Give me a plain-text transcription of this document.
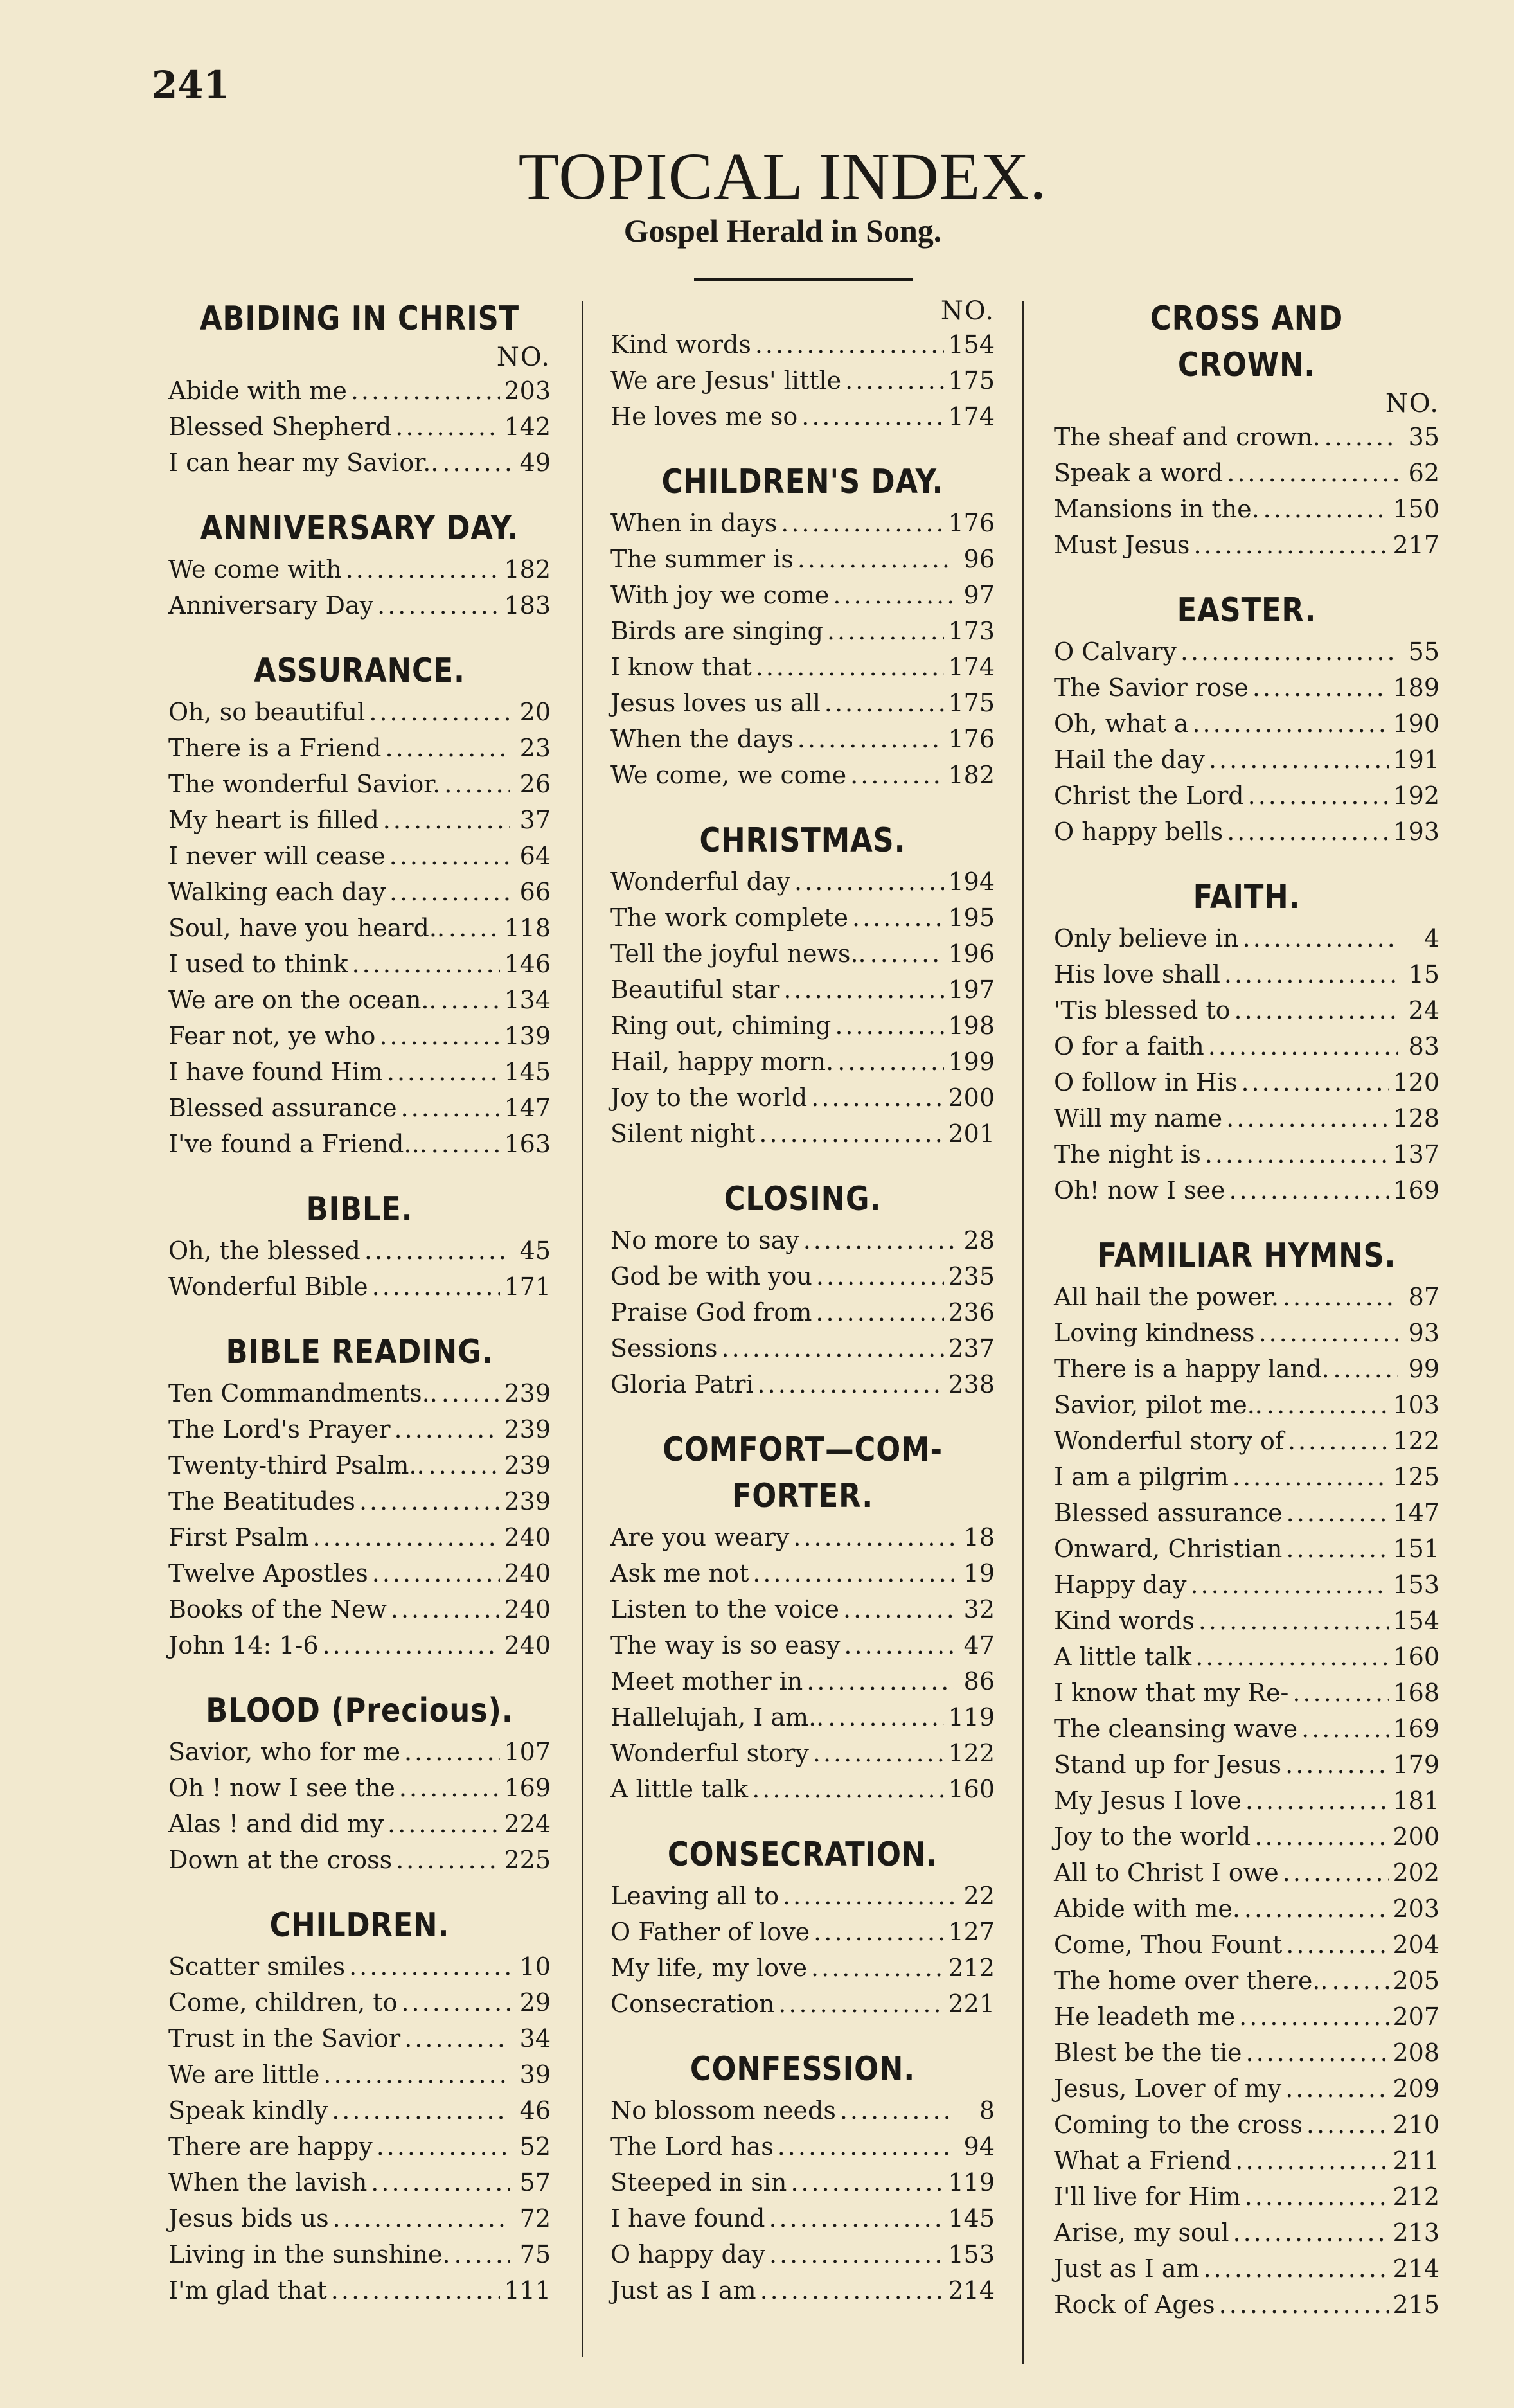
241
TOPICAL INDEX.
Gospel Herald in Song.
ABIDING IN CHRIST
NO.
Abide with me .....	203
Blessed Shepherd .....	142
I can hear my Savior.. .....	49
ANNIVERSARY DAY.
We come with .....	182
Anniversary Day .....	183
ASSURANCE.
Oh, so beautiful .....	20
There is a Friend .....	23
The wonderful Savior. .....	26
My heart is filled .....	37
I never will cease .....	64
Walking each day .....	66
Soul, have you heard.. ..... 118
I used to think .....	146
We are on the ocean.. .....	134
Fear not, ye who .....	139
I have found Him .....	145
Blessed assurance .....	147
I've found a Friend... .....	163
BIBLE.
Oh, the blessed .....	45
Wonderful Bible .....	171
BIBLE READING.
Ten Commandments.. .....	239
The Lord's Prayer .....	239
Twenty-third Psalm.. .....	239
The Beatitudes .....	239
First Psalm .....	240
Twelve Apostles .....	240
Books of the New .....	240
John 14: 1-6 .....	240
BLOOD (Precious).
Savior, who for me .....	107
Oh ! now I see the .....	169
Alas ! and did my .....	224
Down at the cross .....	225
CHILDREN.
Scatter smiles .....	10
Come, children, to .....	29
Trust in the Savior .....	34
We are little .....	39
Speak kindly .....	46
There are happy .....	52
When the lavish .....	57
Jesus bids us .....	72
Living in the sunshine. .....	75
I'm glad that .....	111
NO.
Kind words .....	154
We are Jesus' little .....	175
He loves me so .....	174
CHILDREN'S DAY.
When in days .....	176
The summer is .....	96
With joy we come .....	97
Birds are singing .....	173
I know that .....	174
Jesus loves us all .....	175
When the days .....	176
We come, we come .....	182
CHRISTMAS.
Wonderful day .....	194
The work complete .....	195
Tell the joyful news.. .....	196
Beautiful star .....	197
Ring out, chiming .....	198
Hail, happy morn. .....	199
Joy to the world .....	200
Silent night .....	201
CLOSING.
No more to say .....	28
God be with you .....	235
Praise God from .....	236
Sessions .....	237
Gloria Patri .....	238
COMFORT—COM-
FORTER.
Are you weary .....	18
Ask me not .....	19
Listen to the voice .....	32
The way is so easy .....	47
Meet mother in .....	86
Hallelujah, I am.. .....	119
Wonderful story .....	122
A little talk .....	160
CONSECRATION.
Leaving all to .....	22
O Father of love .....	127
My life, my love .....	212
Consecration .....	221
CONFESSION.
No blossom needs .....	8
The Lord has .....	94
Steeped in sin .....	119
I have found .....	145
O happy day .....	153
Just as I am .....	214
CROSS AND CROWN.
NO.
The sheaf and crown. .....	35
Speak a word .....	62
Mansions in the. .....	150
Must Jesus .....	217
EASTER.
O Calvary .....	55
The Savior rose .....	189
Oh, what a .....	190
Hail the day .....	191
Christ the Lord .....	192
O happy bells .....	193
FAITH.
Only believe in .....	4
His love shall .....	15
'Tis blessed to .....	24
O for a faith .....	83
O follow in His .....	120
Will my name .....	128
The night is .....	137
Oh! now I see .....	169
FAMILIAR HYMNS.
All hail the power. .....	87
Loving kindness .....	93
There is a happy land. .....	99
Savior, pilot me.. .....	103
Wonderful story of .....	122
I am a pilgrim .....	125
Blessed assurance .....	147
Onward, Christian .....	151
Happy day .....	153
Kind words .....	154
A little talk .....	160
I know that my Re- .....	168
The cleansing wave .....	169
Stand up for Jesus .....	179
My Jesus I love .....	181
Joy to the world .....	200
All to Christ I owe .....	202
Abide with me. .....	203
Come, Thou Fount .....	204
The home over there.. .....	205
He leadeth me .....	207
Blest be the tie .....	208
Jesus, Lover of my .....	209
Coming to the cross .....	210
What a Friend .....	211
I'll live for Him .....	212
Arise, my soul .....	213
Just as I am .....	214
Rock of Ages .....	215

#####

Output, exactly, all the records above; include no pictures.

Give me a plain-text transcription of this document.
241
TOPICAL INDEX.
Gospel Herald in Song.
ABIDING IN CHRIST
NO.
Abide with me .....	203
Blessed Shepherd .....	142
I can hear my Savior.. .....	49
ANNIVERSARY DAY.
We come with .....	182
Anniversary Day .....	183
ASSURANCE.
Oh, so beautiful .....	20
There is a Friend .....	23
The wonderful Savior. .....	26
My heart is filled .....	37
I never will cease .....	64
Walking each day .....	66
Soul, have you heard.. ..... 118
I used to think .....	146
We are on the ocean.. .....	134
Fear not, ye who .....	139
I have found Him .....	145
Blessed assurance .....	147
I've found a Friend... .....	163
BIBLE.
Oh, the blessed .....	45
Wonderful Bible .....	171
BIBLE READING.
Ten Commandments.. .....	239
The Lord's Prayer .....	239
Twenty-third Psalm.. .....	239
The Beatitudes .....	239
First Psalm .....	240
Twelve Apostles .....	240
Books of the New .....	240
John 14: 1-6 .....	240
BLOOD (Precious).
Savior, who for me .....	107
Oh ! now I see the .....	169
Alas ! and did my .....	224
Down at the cross .....	225
CHILDREN.
Scatter smiles .....	10
Come, children, to .....	29
Trust in the Savior .....	34
We are little .....	39
Speak kindly .....	46
There are happy .....	52
When the lavish .....	57
Jesus bids us .....	72
Living in the sunshine. .....	75
I'm glad that .....	111
NO.
Kind words .....	154
We are Jesus' little .....	175
He loves me so .....	174
CHILDREN'S DAY.
When in days .....	176
The summer is .....	96
With joy we come .....	97
Birds are singing .....	173
I know that .....	174
Jesus loves us all .....	175
When the days .....	176
We come, we come .....	182
CHRISTMAS.
Wonderful day .....	194
The work complete .....	195
Tell the joyful news.. .....	196
Beautiful star .....	197
Ring out, chiming .....	198
Hail, happy morn. .....	199
Joy to the world .....	200
Silent night .....	201
CLOSING.
No more to say .....	28
God be with you .....	235
Praise God from .....	236
Sessions .....	237
Gloria Patri .....	238
COMFORT—COM-
FORTER.
Are you weary .....	18
Ask me not .....	19
Listen to the voice .....	32
The way is so easy .....	47
Meet mother in .....	86
Hallelujah, I am.. .....	119
Wonderful story .....	122
A little talk .....	160
CONSECRATION.
Leaving all to .....	22
O Father of love .....	127
My life, my love .....	212
Consecration .....	221
CONFESSION.
No blossom needs .....	8
The Lord has .....	94
Steeped in sin .....	119
I have found .....	145
O happy day .....	153
Just as I am .....	214
CROSS AND CROWN.
NO.
The sheaf and crown. .....	35
Speak a word .....	62
Mansions in the. .....	150
Must Jesus .....	217
EASTER.
O Calvary .....	55
The Savior rose .....	189
Oh, what a .....	190
Hail the day .....	191
Christ the Lord .....	192
O happy bells .....	193
FAITH.
Only believe in .....	4
His love shall .....	15
'Tis blessed to .....	24
O for a faith .....	83
O follow in His .....	120
Will my name .....	128
The night is .....	137
Oh! now I see .....	169
FAMILIAR HYMNS.
All hail the power. .....	87
Loving kindness .....	93
There is a happy land. .....	99
Savior, pilot me.. .....	103
Wonderful story of .....	122
I am a pilgrim .....	125
Blessed assurance .....	147
Onward, Christian .....	151
Happy day .....	153
Kind words .....	154
A little talk .....	160
I know that my Re- .....	168
The cleansing wave .....	169
Stand up for Jesus .....	179
My Jesus I love .....	181
Joy to the world .....	200
All to Christ I owe .....	202
Abide with me. .....	203
Come, Thou Fount .....	204
The home over there.. .....	205
He leadeth me .....	207
Blest be the tie .....	208
Jesus, Lover of my .....	209
Coming to the cross .....	210
What a Friend .....	211
I'll live for Him .....	212
Arise, my soul .....	213
Just as I am .....	214
Rock of Ages .....	215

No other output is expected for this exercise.